DATA

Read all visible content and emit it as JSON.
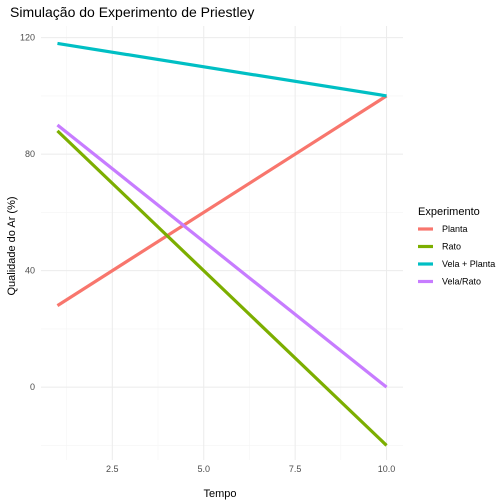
{
  "chart_data": {
    "type": "line",
    "title": "Simulação do Experimento de Priestley",
    "xlabel": "Tempo",
    "ylabel": "Qualidade do Ar (%)",
    "xlim": [
      0.55,
      10.45
    ],
    "ylim": [
      -25,
      124
    ],
    "x_ticks": [
      2.5,
      5.0,
      7.5,
      10.0
    ],
    "x_tick_labels": [
      "2.5",
      "5.0",
      "7.5",
      "10.0"
    ],
    "y_ticks": [
      0,
      40,
      80,
      120
    ],
    "y_tick_labels": [
      "0",
      "40",
      "80",
      "120"
    ],
    "grid": true,
    "legend": {
      "title": "Experimento",
      "position": "right"
    },
    "series": [
      {
        "name": "Planta",
        "color": "#F8766D",
        "x": [
          1,
          10
        ],
        "y": [
          28,
          100
        ]
      },
      {
        "name": "Rato",
        "color": "#7CAE00",
        "x": [
          1,
          10
        ],
        "y": [
          88,
          -20
        ]
      },
      {
        "name": "Vela + Planta",
        "color": "#00BFC4",
        "x": [
          1,
          10
        ],
        "y": [
          118,
          100
        ]
      },
      {
        "name": "Vela/Rato",
        "color": "#C77CFF",
        "x": [
          1,
          10
        ],
        "y": [
          90,
          0
        ]
      }
    ]
  }
}
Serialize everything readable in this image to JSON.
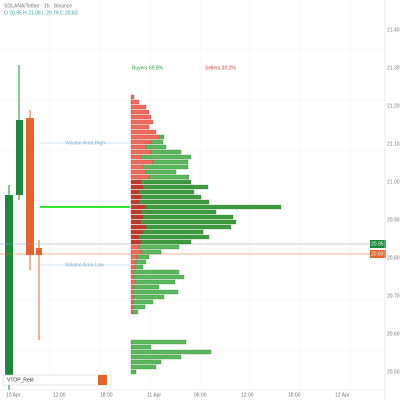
{
  "header": {
    "symbol": "SOLANA/Tether · 1h · Binance",
    "ohlc": "O 20.95 H 21.06 L 20.79 C 20.83"
  },
  "profile": {
    "buyers": "Buyers 69.8%",
    "sellers": "Sellers 30.2%",
    "vah": "Volume Area High",
    "val": "Volume Area Low",
    "indicator": "VTOP_Rekt",
    "blocks": [
      {
        "rows": [
          [
            3,
            0
          ],
          [
            8,
            0
          ],
          [
            15,
            0
          ],
          [
            18,
            0
          ],
          [
            20,
            0
          ],
          [
            22,
            0
          ],
          [
            18,
            0
          ],
          [
            25,
            0
          ],
          [
            28,
            5
          ],
          [
            20,
            12
          ],
          [
            15,
            20
          ],
          [
            20,
            30
          ],
          [
            10,
            50
          ],
          [
            22,
            35
          ],
          [
            12,
            45
          ],
          [
            15,
            30
          ],
          [
            18,
            40
          ],
          [
            10,
            50
          ],
          [
            12,
            65
          ],
          [
            8,
            55
          ],
          [
            10,
            60
          ],
          [
            8,
            70
          ],
          [
            15,
            135
          ],
          [
            10,
            75
          ],
          [
            12,
            90
          ],
          [
            10,
            95
          ],
          [
            15,
            85
          ],
          [
            12,
            60
          ],
          [
            8,
            70
          ],
          [
            10,
            50
          ],
          [
            8,
            40
          ],
          [
            10,
            20
          ],
          [
            6,
            12
          ],
          [
            5,
            10
          ],
          [
            4,
            8
          ],
          [
            3,
            45
          ],
          [
            3,
            50
          ],
          [
            4,
            40
          ],
          [
            3,
            25
          ],
          [
            2,
            45
          ],
          [
            3,
            30
          ],
          [
            2,
            20
          ],
          [
            2,
            12
          ],
          [
            2,
            5
          ]
        ]
      },
      {
        "rows": [
          [
            0,
            55
          ],
          [
            0,
            20
          ],
          [
            0,
            80
          ],
          [
            0,
            50
          ],
          [
            0,
            30
          ],
          [
            0,
            25
          ],
          [
            0,
            5
          ]
        ]
      }
    ]
  },
  "price": {
    "line1": "20.95",
    "line2": "20.83",
    "ticks": [
      "21.40",
      "21.30",
      "21.20",
      "21.10",
      "21.00",
      "20.90",
      "20.80",
      "20.70",
      "20.60",
      "20.50"
    ]
  },
  "time": {
    "ticks": [
      "10 Apr",
      "12:00",
      "18:00",
      "11 Apr",
      "06:00",
      "12:00",
      "18:00",
      "12 Apr"
    ]
  }
}
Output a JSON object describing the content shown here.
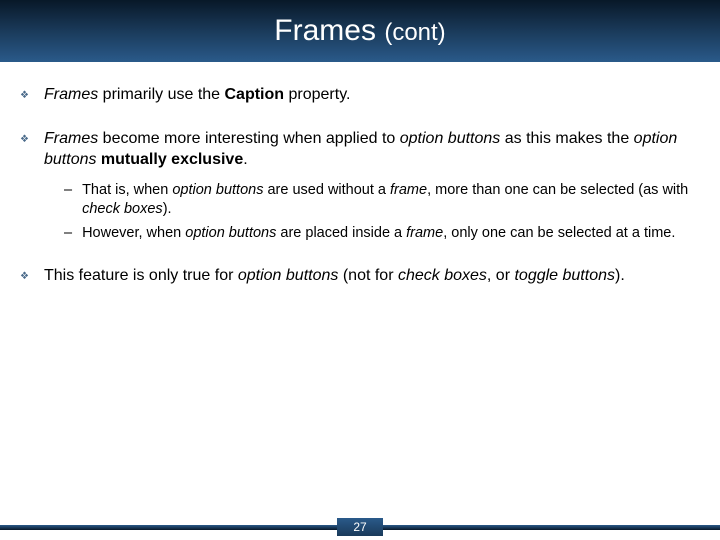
{
  "header": {
    "title_main": "Frames",
    "title_sub": "(cont)"
  },
  "bullets": {
    "b1_pre": "Frames",
    "b1_mid": " primarily use the ",
    "b1_bold": "Caption",
    "b1_post": " property.",
    "b2_w1": "Frames",
    "b2_t1": " become more interesting when applied to ",
    "b2_w2": "option buttons",
    "b2_t2": " as this makes the ",
    "b2_w3": "option buttons",
    "b2_bold": " mutually exclusive",
    "b2_end": ".",
    "s1_t1": "That is, when ",
    "s1_w1": "option buttons",
    "s1_t2": " are used without a ",
    "s1_w2": "frame",
    "s1_t3": ", more than one can be selected (as with ",
    "s1_w3": "check boxes",
    "s1_t4": ").",
    "s2_t1": "However, when ",
    "s2_w1": "option buttons",
    "s2_t2": " are placed inside a ",
    "s2_w2": "frame",
    "s2_t3": ", only one can be selected at a time.",
    "b3_t1": "This feature is only true for ",
    "b3_w1": "option buttons",
    "b3_t2": " (not for ",
    "b3_w2": "check boxes",
    "b3_t3": ", or ",
    "b3_w3": "toggle buttons",
    "b3_t4": ")."
  },
  "footer": {
    "page": "27"
  },
  "glyphs": {
    "diamond": "❖",
    "dash": "–"
  }
}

TO DO
Give the data above again in full and unchanged, skipping the pictures.

WORKED SOLUTION
Read all visible content and emit it as JSON.
{
  "chart_data": {
    "type": "line",
    "title": "Simulação do Experimento de Priestley",
    "xlabel": "Tempo",
    "ylabel": "Qualidade do Ar (%)",
    "xlim": [
      0.55,
      10.45
    ],
    "ylim": [
      -25,
      124
    ],
    "x_ticks": [
      2.5,
      5.0,
      7.5,
      10.0
    ],
    "x_tick_labels": [
      "2.5",
      "5.0",
      "7.5",
      "10.0"
    ],
    "y_ticks": [
      0,
      40,
      80,
      120
    ],
    "y_tick_labels": [
      "0",
      "40",
      "80",
      "120"
    ],
    "grid": true,
    "legend": {
      "title": "Experimento",
      "position": "right"
    },
    "series": [
      {
        "name": "Planta",
        "color": "#F8766D",
        "x": [
          1,
          10
        ],
        "y": [
          28,
          100
        ]
      },
      {
        "name": "Rato",
        "color": "#7CAE00",
        "x": [
          1,
          10
        ],
        "y": [
          88,
          -20
        ]
      },
      {
        "name": "Vela + Planta",
        "color": "#00BFC4",
        "x": [
          1,
          10
        ],
        "y": [
          118,
          100
        ]
      },
      {
        "name": "Vela/Rato",
        "color": "#C77CFF",
        "x": [
          1,
          10
        ],
        "y": [
          90,
          0
        ]
      }
    ]
  }
}
Serialize everything readable in this image to JSON.
{
  "header": {
    "symbol": "SOLANA/Tether · 1h · Binance",
    "ohlc": "O 20.95 H 21.06 L 20.79 C 20.83"
  },
  "profile": {
    "buyers": "Buyers 69.8%",
    "sellers": "Sellers 30.2%",
    "vah": "Volume Area High",
    "val": "Volume Area Low",
    "indicator": "VTOP_Rekt",
    "blocks": [
      {
        "rows": [
          [
            3,
            0
          ],
          [
            8,
            0
          ],
          [
            15,
            0
          ],
          [
            18,
            0
          ],
          [
            20,
            0
          ],
          [
            22,
            0
          ],
          [
            18,
            0
          ],
          [
            25,
            0
          ],
          [
            28,
            5
          ],
          [
            20,
            12
          ],
          [
            15,
            20
          ],
          [
            20,
            30
          ],
          [
            10,
            50
          ],
          [
            22,
            35
          ],
          [
            12,
            45
          ],
          [
            15,
            30
          ],
          [
            18,
            40
          ],
          [
            10,
            50
          ],
          [
            12,
            65
          ],
          [
            8,
            55
          ],
          [
            10,
            60
          ],
          [
            8,
            70
          ],
          [
            15,
            135
          ],
          [
            10,
            75
          ],
          [
            12,
            90
          ],
          [
            10,
            95
          ],
          [
            15,
            85
          ],
          [
            12,
            60
          ],
          [
            8,
            70
          ],
          [
            10,
            50
          ],
          [
            8,
            40
          ],
          [
            10,
            20
          ],
          [
            6,
            12
          ],
          [
            5,
            10
          ],
          [
            4,
            8
          ],
          [
            3,
            45
          ],
          [
            3,
            50
          ],
          [
            4,
            40
          ],
          [
            3,
            25
          ],
          [
            2,
            45
          ],
          [
            3,
            30
          ],
          [
            2,
            20
          ],
          [
            2,
            12
          ],
          [
            2,
            5
          ]
        ]
      },
      {
        "rows": [
          [
            0,
            55
          ],
          [
            0,
            20
          ],
          [
            0,
            80
          ],
          [
            0,
            50
          ],
          [
            0,
            30
          ],
          [
            0,
            25
          ],
          [
            0,
            5
          ]
        ]
      }
    ]
  },
  "price": {
    "line1": "20.95",
    "line2": "20.83",
    "ticks": [
      "21.40",
      "21.30",
      "21.20",
      "21.10",
      "21.00",
      "20.90",
      "20.80",
      "20.70",
      "20.60",
      "20.50"
    ]
  },
  "time": {
    "ticks": [
      "10 Apr",
      "12:00",
      "18:00",
      "11 Apr",
      "06:00",
      "12:00",
      "18:00",
      "12 Apr"
    ]
  }
}
Output a JSON object describing the content shown here.
{
  "header": {
    "title_main": "Frames",
    "title_sub": "(cont)"
  },
  "bullets": {
    "b1_pre": "Frames",
    "b1_mid": " primarily use the ",
    "b1_bold": "Caption",
    "b1_post": " property.",
    "b2_w1": "Frames",
    "b2_t1": " become more interesting when applied to ",
    "b2_w2": "option buttons",
    "b2_t2": " as this makes the ",
    "b2_w3": "option buttons",
    "b2_bold": " mutually exclusive",
    "b2_end": ".",
    "s1_t1": "That is, when ",
    "s1_w1": "option buttons",
    "s1_t2": " are used without a ",
    "s1_w2": "frame",
    "s1_t3": ", more than one can be selected (as with ",
    "s1_w3": "check boxes",
    "s1_t4": ").",
    "s2_t1": "However, when ",
    "s2_w1": "option buttons",
    "s2_t2": " are placed inside a ",
    "s2_w2": "frame",
    "s2_t3": ", only one can be selected at a time.",
    "b3_t1": "This feature is only true for ",
    "b3_w1": "option buttons",
    "b3_t2": " (not for ",
    "b3_w2": "check boxes",
    "b3_t3": ", or ",
    "b3_w3": "toggle buttons",
    "b3_t4": ")."
  },
  "footer": {
    "page": "27"
  },
  "glyphs": {
    "diamond": "❖",
    "dash": "–"
  }
}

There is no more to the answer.